# After a Bath



## karlabythec (Nov 9, 2008)

Here are a couple of Gracie after her bath today...she was still a bit damp...
First time she had a little pony tail thing on her head...I wanted to see how it would look...lol...but her hair needs to grow a bit more...
She loves her bully and we have had this one for 2 weeks! I think the braided ones last longer...


----------



## Pixiesmom (Jul 31, 2008)

She's got enough to sport that topknot!! She looks great!
Pixie's breeder gives all of her dogs bully sticks-I just cannot bring myself to buy them....yuck-I'm a wimp. I bet she'd love them though.

Beth and Pixie Puff


----------



## karlabythec (Nov 9, 2008)

She does and her teeth weren't falling out until we bought them...I had thought they gave her soft stools and stopped. 
She loves them and now all of her teeth are out and her breath is much better!


----------



## Scooter's Family (May 23, 2008)

Karla-She's beautiful! You're brave giving that treat right after a bath. I can't bring myself to buy Bullies but Scooter loves Flossies. They just make his white feet yucky so I don't give them right after a bath.
Love the top knot!


----------



## Sheri (Oct 11, 2008)

She's so cute with a topknot!


----------



## karlabythec (Nov 9, 2008)

Well, it didn't say in long! LOL 
Oh, and I don't think our bully has added color...her feet don't get stained from it.


----------

**Set tasks**
- a) In the forum thread about Gracie's bath, how long had they had her current bully?
- b) Write out the forum thread word for word, everything from "Beth and Pixie" down to "stools and stopped.".
The listing after this point comes from a separate source.

**Coordinate annotation records**
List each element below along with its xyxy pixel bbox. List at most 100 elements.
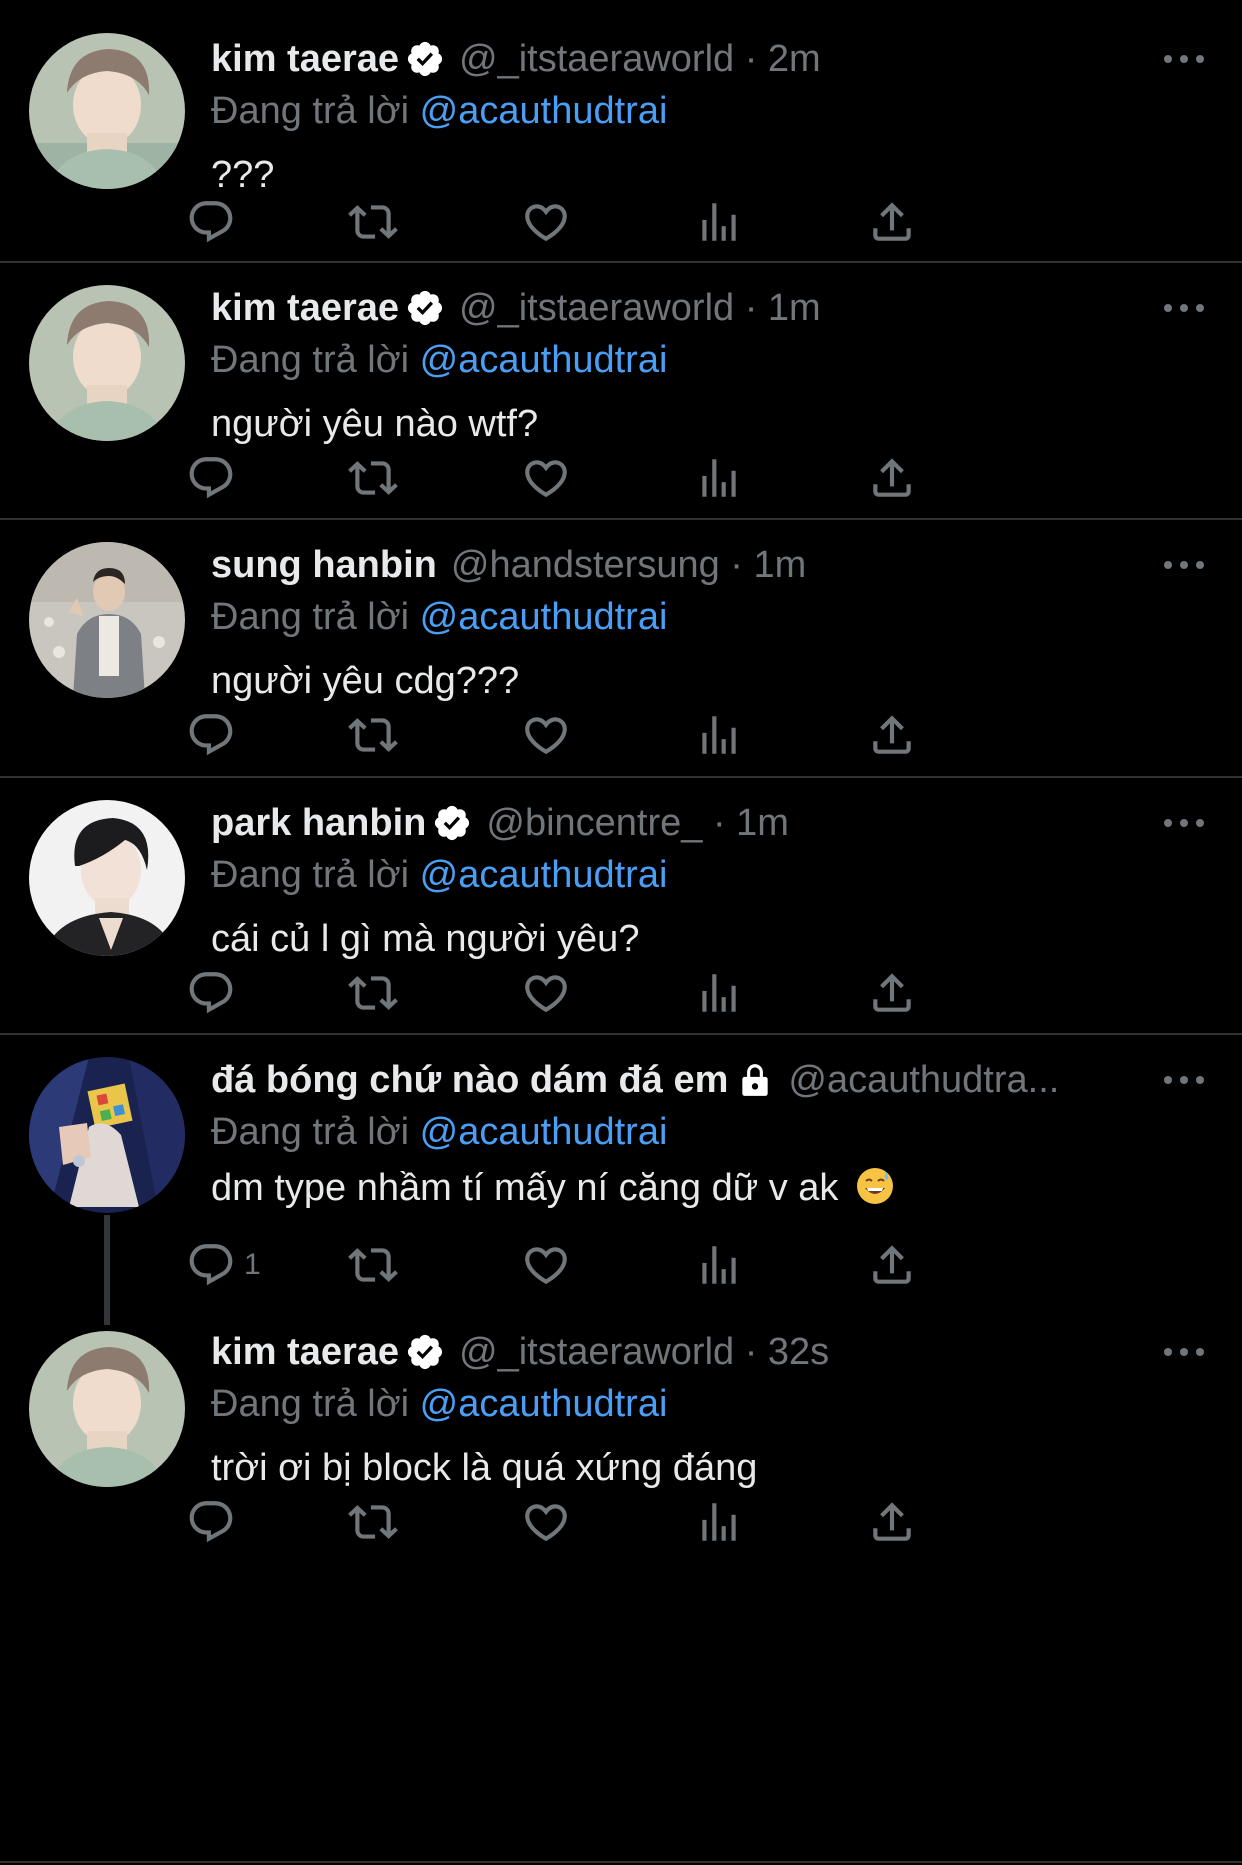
reply-button[interactable]: 1 (186, 1235, 261, 1295)
views-chart-icon (694, 197, 744, 247)
views-chart-icon (694, 710, 744, 760)
lock-icon (736, 1060, 774, 1100)
more-options-icon[interactable] (1164, 540, 1204, 590)
replying-to-handle[interactable]: @acauthudtrai (420, 90, 668, 132)
verified-badge-icon (405, 288, 445, 328)
reply-button[interactable] (186, 192, 244, 252)
tweet-actions (211, 1492, 1212, 1552)
retweet-button[interactable] (348, 1235, 398, 1295)
views-button[interactable] (694, 1235, 744, 1295)
avatar[interactable] (29, 1057, 185, 1213)
tweet[interactable]: kim taerae @_itstaeraworld · 32s Đang tr… (0, 1325, 1242, 1863)
author-name[interactable]: park hanbin (211, 798, 426, 848)
replying-to-handle[interactable]: @acauthudtrai (420, 1111, 668, 1153)
replying-to-label: Đang trả lời (211, 1111, 410, 1153)
views-chart-icon (694, 1497, 744, 1547)
tweet-actions (211, 448, 1212, 508)
replying-to-handle[interactable]: @acauthudtrai (420, 596, 668, 638)
like-button[interactable] (521, 705, 571, 765)
verified-badge-icon (432, 803, 472, 843)
avatar[interactable] (29, 1331, 185, 1487)
author-name[interactable]: kim taerae (211, 34, 399, 84)
like-button[interactable] (521, 448, 571, 508)
author-handle-time[interactable]: @bincentre_ · 1m (486, 798, 789, 848)
avatar[interactable] (29, 542, 185, 698)
like-button[interactable] (521, 192, 571, 252)
author-handle[interactable]: @acauthudtra... (788, 1055, 1059, 1105)
share-button[interactable] (867, 963, 917, 1023)
retweet-button[interactable] (348, 1492, 398, 1552)
replying-to: Đang trả lời @acauthudtrai (211, 1107, 667, 1157)
tweet-header: kim taerae @_itstaeraworld · 32s (211, 1327, 1212, 1377)
avatar[interactable] (29, 800, 185, 956)
more-options-icon[interactable] (1164, 283, 1204, 333)
tweet-header: kim taerae @_itstaeraworld · 1m (211, 283, 1212, 333)
share-button[interactable] (867, 1492, 917, 1552)
share-icon (867, 1497, 917, 1547)
views-button[interactable] (694, 705, 744, 765)
views-chart-icon (694, 453, 744, 503)
reply-icon (186, 1240, 236, 1290)
verified-badge-icon (405, 1332, 445, 1372)
retweet-button[interactable] (348, 705, 398, 765)
replying-to: Đang trả lời @acauthudtrai (211, 850, 667, 900)
share-button[interactable] (867, 192, 917, 252)
author-name[interactable]: đá bóng chứ nào dám đá em (211, 1055, 728, 1105)
like-button[interactable] (521, 963, 571, 1023)
replying-to-handle[interactable]: @acauthudtrai (420, 339, 668, 381)
retweet-button[interactable] (348, 192, 398, 252)
replying-to-handle[interactable]: @acauthudtrai (420, 1383, 668, 1425)
heart-icon (521, 710, 571, 760)
author-handle-time[interactable]: @_itstaeraworld · 1m (459, 283, 821, 333)
author-handle-time[interactable]: @_itstaeraworld · 32s (459, 1327, 829, 1377)
replying-to: Đang trả lời @acauthudtrai (211, 592, 667, 642)
like-button[interactable] (521, 1235, 571, 1295)
tweet[interactable]: kim taerae @_itstaeraworld · 1m Đang trả… (0, 263, 1242, 520)
replying-to-label: Đang trả lời (211, 1383, 410, 1425)
more-options-icon[interactable] (1164, 798, 1204, 848)
views-button[interactable] (694, 963, 744, 1023)
views-button[interactable] (694, 448, 744, 508)
share-button[interactable] (867, 448, 917, 508)
tweet[interactable]: đá bóng chứ nào dám đá em @acauthudtra..… (0, 1035, 1242, 1325)
views-button[interactable] (694, 192, 744, 252)
more-options-icon[interactable] (1164, 1055, 1204, 1105)
tweet[interactable]: kim taerae @_itstaeraworld · 2m Đang trả… (0, 0, 1242, 263)
more-options-icon[interactable] (1164, 34, 1204, 84)
retweet-button[interactable] (348, 963, 398, 1023)
like-button[interactable] (521, 1492, 571, 1552)
retweet-icon (348, 968, 398, 1018)
retweet-button[interactable] (348, 448, 398, 508)
avatar[interactable] (29, 285, 185, 441)
replying-to-label: Đang trả lời (211, 596, 410, 638)
replying-to-label: Đang trả lời (211, 339, 410, 381)
reply-button[interactable] (186, 705, 244, 765)
views-button[interactable] (694, 1492, 744, 1552)
tweet-text: người yêu cdg??? (211, 660, 520, 702)
reply-icon (186, 968, 236, 1018)
reply-button[interactable] (186, 963, 244, 1023)
replying-to-label: Đang trả lời (211, 90, 410, 132)
replying-to-label: Đang trả lời (211, 854, 410, 896)
tweet[interactable]: sung hanbin @handstersung · 1m Đang trả … (0, 520, 1242, 778)
tweet-text-body: dm type nhầm tí mấy ní căng dữ v ak (211, 1167, 839, 1209)
reply-button[interactable] (186, 1492, 244, 1552)
more-options-icon[interactable] (1164, 1327, 1204, 1377)
tweet-text: dm type nhầm tí mấy ní căng dữ v ak (211, 1163, 895, 1213)
reply-button[interactable] (186, 448, 244, 508)
author-name[interactable]: sung hanbin (211, 540, 437, 590)
tweet-text: cái củ l gì mà người yêu? (211, 918, 640, 960)
share-button[interactable] (867, 705, 917, 765)
replying-to: Đang trả lời @acauthudtrai (211, 335, 667, 385)
thread-connector-line (104, 1215, 110, 1325)
avatar[interactable] (29, 33, 185, 189)
author-name[interactable]: kim taerae (211, 283, 399, 333)
author-name[interactable]: kim taerae (211, 1327, 399, 1377)
author-handle-time[interactable]: @_itstaeraworld · 2m (459, 34, 821, 84)
tweet-header: đá bóng chứ nào dám đá em @acauthudtra..… (211, 1055, 1212, 1105)
replying-to-handle[interactable]: @acauthudtrai (420, 854, 668, 896)
tweet[interactable]: park hanbin @bincentre_ · 1m Đang trả lờ… (0, 778, 1242, 1035)
share-icon (867, 197, 917, 247)
share-button[interactable] (867, 1235, 917, 1295)
author-handle-time[interactable]: @handstersung · 1m (451, 540, 806, 590)
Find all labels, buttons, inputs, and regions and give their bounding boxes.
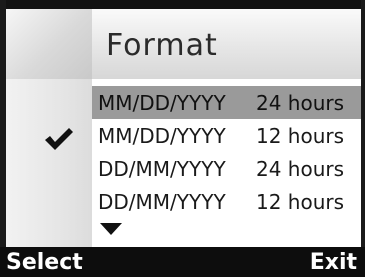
list-item-option-3[interactable]: DD/MM/YYYY 24 hours: [92, 152, 361, 185]
check-icon: [45, 128, 73, 150]
exit-softkey[interactable]: Exit: [310, 247, 357, 277]
option-time-format: 24 hours: [256, 156, 345, 181]
list-gutter: [6, 79, 92, 247]
phone-screen: Format MM/DD/YYYY 24 hours MM/DD/YYYY 12…: [0, 0, 365, 277]
option-date-format: MM/DD/YYYY: [98, 90, 226, 115]
option-date-format: DD/MM/YYYY: [98, 189, 226, 214]
list-item-option-4[interactable]: DD/MM/YYYY 12 hours: [92, 185, 361, 218]
option-date-format: MM/DD/YYYY: [98, 123, 226, 148]
list-item-option-2[interactable]: MM/DD/YYYY 12 hours: [92, 119, 361, 152]
page-title: Format: [106, 28, 218, 63]
arrow-down-icon[interactable]: [100, 223, 122, 235]
bezel-right: [361, 0, 365, 277]
list-item-option-1[interactable]: MM/DD/YYYY 24 hours: [92, 86, 361, 119]
option-time-format: 12 hours: [256, 123, 345, 148]
option-time-format: 24 hours: [256, 90, 345, 115]
header-tab-decoration: [6, 9, 92, 79]
option-date-format: DD/MM/YYYY: [98, 156, 226, 181]
option-time-format: 12 hours: [256, 189, 345, 214]
bezel-top: [0, 0, 365, 9]
select-softkey[interactable]: Select: [6, 247, 83, 277]
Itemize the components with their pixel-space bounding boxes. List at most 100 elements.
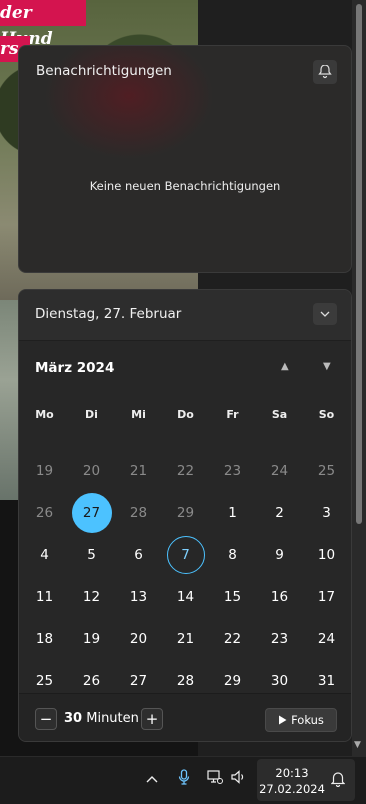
calendar-day-number: 23 xyxy=(223,463,242,479)
increase-minutes-button[interactable]: + xyxy=(141,708,163,730)
calendar-day[interactable]: 23 xyxy=(256,618,303,660)
focus-assist-button[interactable] xyxy=(313,60,337,84)
clock-date: 27.02.2024 xyxy=(259,782,325,796)
calendar-day[interactable]: 22 xyxy=(162,450,209,492)
bell-icon xyxy=(331,772,345,787)
calendar-day[interactable]: 25 xyxy=(303,450,350,492)
calendar-day[interactable]: 16 xyxy=(256,576,303,618)
weekday-label: Mo xyxy=(35,408,54,421)
calendar-day[interactable]: 19 xyxy=(21,450,68,492)
focus-timer-bar: − 30 Minuten + Fokus xyxy=(19,693,351,741)
calendar-day[interactable]: 6 xyxy=(115,534,162,576)
calendar-day[interactable]: 15 xyxy=(209,576,256,618)
calendar-day[interactable]: 21 xyxy=(162,618,209,660)
previous-month-button[interactable]: ▲ xyxy=(281,361,289,372)
scrollbar-thumb[interactable] xyxy=(356,4,362,524)
calendar-day[interactable]: 28 xyxy=(115,492,162,534)
calendar-day-today[interactable]: 27 xyxy=(68,492,115,534)
volume-button[interactable] xyxy=(231,770,247,788)
scroll-down-arrow-icon[interactable]: ▼ xyxy=(354,740,361,750)
calendar-day-number: 29 xyxy=(223,673,242,689)
calendar-day-number: 13 xyxy=(129,589,148,605)
empty-notifications-text: Keine neuen Benachrichtigungen xyxy=(89,179,281,193)
focus-minutes-value: 30 xyxy=(64,711,83,726)
focus-button-label: Fokus xyxy=(291,713,324,727)
calendar-day-number: 2 xyxy=(275,505,284,521)
play-icon xyxy=(279,715,287,725)
calendar-day-selected[interactable]: 7 xyxy=(162,534,209,576)
clock-time: 20:13 xyxy=(275,766,309,780)
microphone-icon xyxy=(178,769,190,785)
focus-duration: 30 Minuten xyxy=(64,711,139,726)
calendar-day[interactable]: 1 xyxy=(209,492,256,534)
weekday-label: Mi xyxy=(131,408,146,421)
calendar-day[interactable]: 11 xyxy=(21,576,68,618)
selected-date-label: Dienstag, 27. Februar xyxy=(35,306,182,322)
calendar-day-number: 26 xyxy=(82,673,101,689)
calendar-day[interactable]: 14 xyxy=(162,576,209,618)
calendar-day-number: 27 xyxy=(129,673,148,689)
calendar-day[interactable]: 10 xyxy=(303,534,350,576)
calendar-day[interactable]: 24 xyxy=(303,618,350,660)
calendar-day-number: 21 xyxy=(176,631,195,647)
calendar-day-number: 4 xyxy=(40,547,49,563)
calendar-day-number: 24 xyxy=(317,631,336,647)
calendar-week-row: 4 5 6 7 8 9 10 xyxy=(21,534,351,576)
calendar-day[interactable]: 20 xyxy=(68,450,115,492)
calendar-week-row: 26 27 28 29 1 2 3 xyxy=(21,492,351,534)
decrease-minutes-button[interactable]: − xyxy=(35,708,57,730)
calendar-day[interactable]: 18 xyxy=(21,618,68,660)
calendar-day[interactable]: 2 xyxy=(256,492,303,534)
calendar-day[interactable]: 5 xyxy=(68,534,115,576)
calendar-day[interactable]: 3 xyxy=(303,492,350,534)
calendar-day[interactable]: 26 xyxy=(21,492,68,534)
show-hidden-icons-button[interactable] xyxy=(146,771,158,787)
calendar-day-number: 9 xyxy=(275,547,284,563)
calendar-day[interactable]: 21 xyxy=(115,450,162,492)
calendar-day[interactable]: 23 xyxy=(209,450,256,492)
calendar-day-number: 3 xyxy=(322,505,331,521)
calendar-day[interactable]: 19 xyxy=(68,618,115,660)
start-focus-button[interactable]: Fokus xyxy=(265,708,337,732)
calendar-day-number: 15 xyxy=(223,589,242,605)
calendar-day-number: 1 xyxy=(228,505,237,521)
clock-notification-button[interactable]: 20:13 27.02.2024 xyxy=(257,759,355,801)
calendar-header: Dienstag, 27. Februar xyxy=(19,290,351,341)
calendar-day[interactable]: 4 xyxy=(21,534,68,576)
calendar-day[interactable]: 8 xyxy=(209,534,256,576)
calendar-day[interactable]: 12 xyxy=(68,576,115,618)
calendar-week-row: 11 12 13 14 15 16 17 xyxy=(21,576,351,618)
weekday-header: Mo Di Mi Do Fr Sa So xyxy=(21,408,351,421)
calendar-week-row: 18 19 20 21 22 23 24 xyxy=(21,618,351,660)
calendar-day[interactable]: 22 xyxy=(209,618,256,660)
weekday-label: Do xyxy=(177,408,194,421)
calendar-day[interactable]: 20 xyxy=(115,618,162,660)
calendar-day-number: 25 xyxy=(35,673,54,689)
collapse-calendar-button[interactable] xyxy=(313,303,337,325)
network-icon xyxy=(207,770,223,784)
chevron-up-icon xyxy=(146,776,158,783)
calendar-day-number: 6 xyxy=(134,547,143,563)
calendar-panel: Dienstag, 27. Februar März 2024 ▲ ▼ Mo Di… xyxy=(18,289,352,742)
speaker-icon xyxy=(231,770,244,784)
calendar-day[interactable]: 9 xyxy=(256,534,303,576)
calendar-day[interactable]: 13 xyxy=(115,576,162,618)
calendar-grid: 19 20 21 22 23 24 25 26 27 28 29 1 2 3 4 5 6 7 8 9 10 11 12 13 1… xyxy=(21,450,351,702)
calendar-day-number: 19 xyxy=(82,631,101,647)
next-month-button[interactable]: ▼ xyxy=(323,361,331,372)
month-title[interactable]: März 2024 xyxy=(35,360,114,376)
wallpaper-headline-1: der Hund xyxy=(0,0,86,49)
calendar-day-number: 20 xyxy=(129,631,148,647)
calendar-day[interactable]: 29 xyxy=(162,492,209,534)
calendar-day-number: 19 xyxy=(35,463,54,479)
focus-minutes-unit: Minuten xyxy=(86,711,139,726)
calendar-day[interactable]: 17 xyxy=(303,576,350,618)
calendar-day-number: 26 xyxy=(35,505,54,521)
calendar-day-number: 8 xyxy=(228,547,237,563)
calendar-day-number: 11 xyxy=(35,589,54,605)
microphone-button[interactable] xyxy=(178,769,190,789)
calendar-day-number: 27 xyxy=(71,493,112,533)
network-button[interactable] xyxy=(207,770,223,788)
weekday-label: Sa xyxy=(271,408,288,421)
calendar-day[interactable]: 24 xyxy=(256,450,303,492)
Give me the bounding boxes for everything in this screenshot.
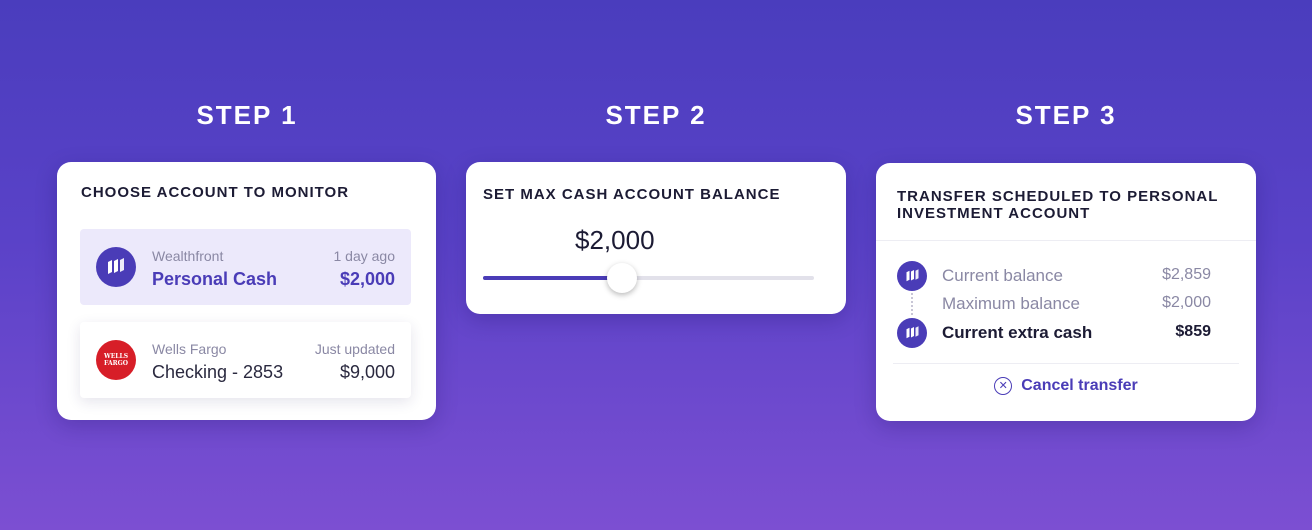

**Solution set**
- a) Two weeks.

- b)
Beth and Pixie Puff


----------



## karlabythec (Nov 9, 2008)

She does and her teeth weren't falling out until we bought them...I had thought they gave her soft stools and stopped.